+++ Record extracts

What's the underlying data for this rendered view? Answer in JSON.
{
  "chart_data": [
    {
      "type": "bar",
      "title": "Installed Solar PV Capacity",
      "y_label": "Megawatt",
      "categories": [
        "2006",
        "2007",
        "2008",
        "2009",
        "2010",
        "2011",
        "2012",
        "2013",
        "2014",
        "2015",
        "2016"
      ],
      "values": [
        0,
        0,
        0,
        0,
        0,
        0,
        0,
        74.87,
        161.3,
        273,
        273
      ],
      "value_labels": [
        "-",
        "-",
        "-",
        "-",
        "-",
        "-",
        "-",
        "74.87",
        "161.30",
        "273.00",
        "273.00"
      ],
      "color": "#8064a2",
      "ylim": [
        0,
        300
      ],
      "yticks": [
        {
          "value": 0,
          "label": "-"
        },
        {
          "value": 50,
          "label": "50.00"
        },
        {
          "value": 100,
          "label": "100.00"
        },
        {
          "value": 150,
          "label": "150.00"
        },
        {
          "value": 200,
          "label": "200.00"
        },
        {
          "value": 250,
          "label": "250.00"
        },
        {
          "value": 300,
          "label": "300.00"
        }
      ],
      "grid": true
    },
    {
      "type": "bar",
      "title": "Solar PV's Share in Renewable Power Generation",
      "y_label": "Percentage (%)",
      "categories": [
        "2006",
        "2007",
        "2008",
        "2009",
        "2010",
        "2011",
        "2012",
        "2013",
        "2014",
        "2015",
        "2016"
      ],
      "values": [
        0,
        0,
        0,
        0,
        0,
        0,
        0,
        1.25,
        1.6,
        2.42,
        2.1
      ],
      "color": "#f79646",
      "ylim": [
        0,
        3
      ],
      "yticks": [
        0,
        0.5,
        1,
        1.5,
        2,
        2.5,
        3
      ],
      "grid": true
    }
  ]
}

++++++

Requirement:
Extract all of the data exactly as written.

Result for this exercise:
What's the underlying data for this rendered view? Answer in JSON.
{
  "chart_data": [
    {
      "type": "bar",
      "title": "Installed Solar PV Capacity",
      "y_label": "Megawatt",
      "categories": [
        "2006",
        "2007",
        "2008",
        "2009",
        "2010",
        "2011",
        "2012",
        "2013",
        "2014",
        "2015",
        "2016"
      ],
      "values": [
        0,
        0,
        0,
        0,
        0,
        0,
        0,
        74.87,
        161.3,
        273,
        273
      ],
      "value_labels": [
        "-",
        "-",
        "-",
        "-",
        "-",
        "-",
        "-",
        "74.87",
        "161.30",
        "273.00",
        "273.00"
      ],
      "color": "#8064a2",
      "ylim": [
        0,
        300
      ],
      "yticks": [
        {
          "value": 0,
          "label": "-"
        },
        {
          "value": 50,
          "label": "50.00"
        },
        {
          "value": 100,
          "label": "100.00"
        },
        {
          "value": 150,
          "label": "150.00"
        },
        {
          "value": 200,
          "label": "200.00"
        },
        {
          "value": 250,
          "label": "250.00"
        },
        {
          "value": 300,
          "label": "300.00"
        }
      ],
      "grid": true
    },
    {
      "type": "bar",
      "title": "Solar PV's Share in Renewable Power Generation",
      "y_label": "Percentage (%)",
      "categories": [
        "2006",
        "2007",
        "2008",
        "2009",
        "2010",
        "2011",
        "2012",
        "2013",
        "2014",
        "2015",
        "2016"
      ],
      "values": [
        0,
        0,
        0,
        0,
        0,
        0,
        0,
        1.25,
        1.6,
        2.42,
        2.1
      ],
      "color": "#f79646",
      "ylim": [
        0,
        3
      ],
      "yticks": [
        0,
        0.5,
        1,
        1.5,
        2,
        2.5,
        3
      ],
      "grid": true
    }
  ]
}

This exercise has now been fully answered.